▶ TASK REQUIREMENTS
Note how many lines include the word "this", and give that number by itself.

Lines of data
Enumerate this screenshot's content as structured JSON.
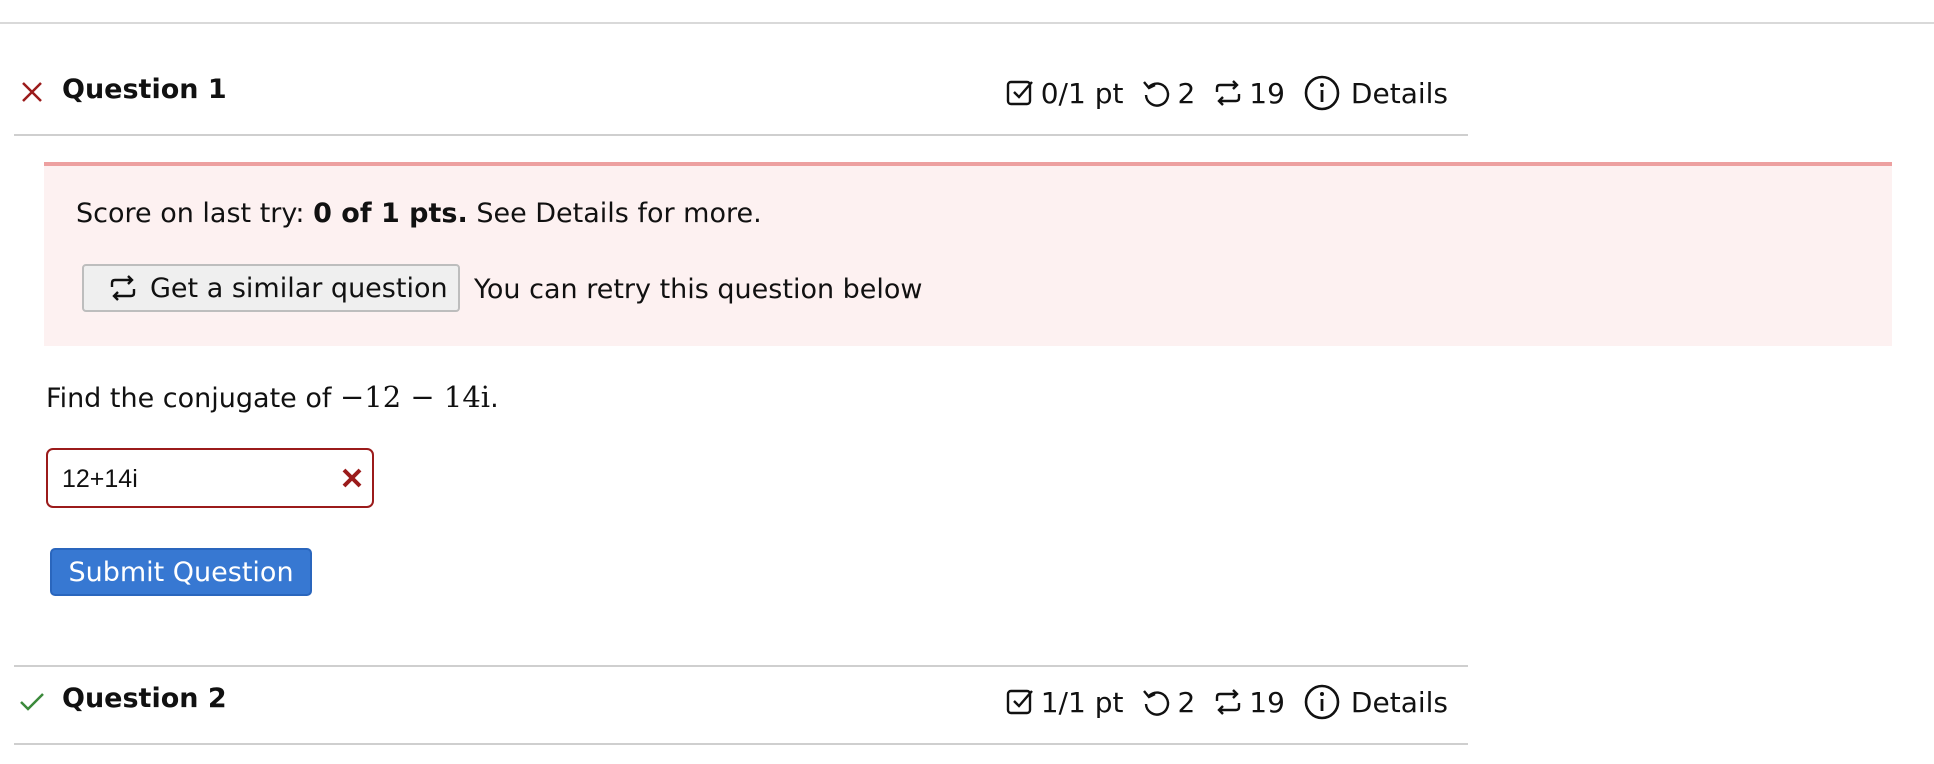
{
  "questions": [
    {
      "title": "Question 1",
      "status": "incorrect",
      "status_icon": "x-icon",
      "status_color": "#9b1b1b",
      "score": "0/1 pt",
      "retries": "2",
      "similar_count": "19",
      "details_label": "Details"
    },
    {
      "title": "Question 2",
      "status": "correct",
      "status_icon": "check-icon",
      "status_color": "#3b8a3b",
      "score": "1/1 pt",
      "retries": "2",
      "similar_count": "19",
      "details_label": "Details"
    }
  ],
  "feedback": {
    "score_prefix": "Score on last try: ",
    "score_bold": "0 of 1 pts.",
    "score_suffix": " See Details for more.",
    "similar_button_label": "Get a similar question",
    "retry_note": "You can retry this question below",
    "background": "#fdf1f1",
    "border_color": "#eda0a0"
  },
  "problem": {
    "prompt_text": "Find the conjugate of ",
    "expression": "−12 − 14i",
    "end_punct": "."
  },
  "answer": {
    "value": "12+14i",
    "status_icon": "x-icon"
  },
  "submit_label": "Submit Question",
  "colors": {
    "accent": "#3778d2",
    "error": "#9b1b1b",
    "success": "#3b8a3b"
  }
}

▶ WRITTEN ANSWER
2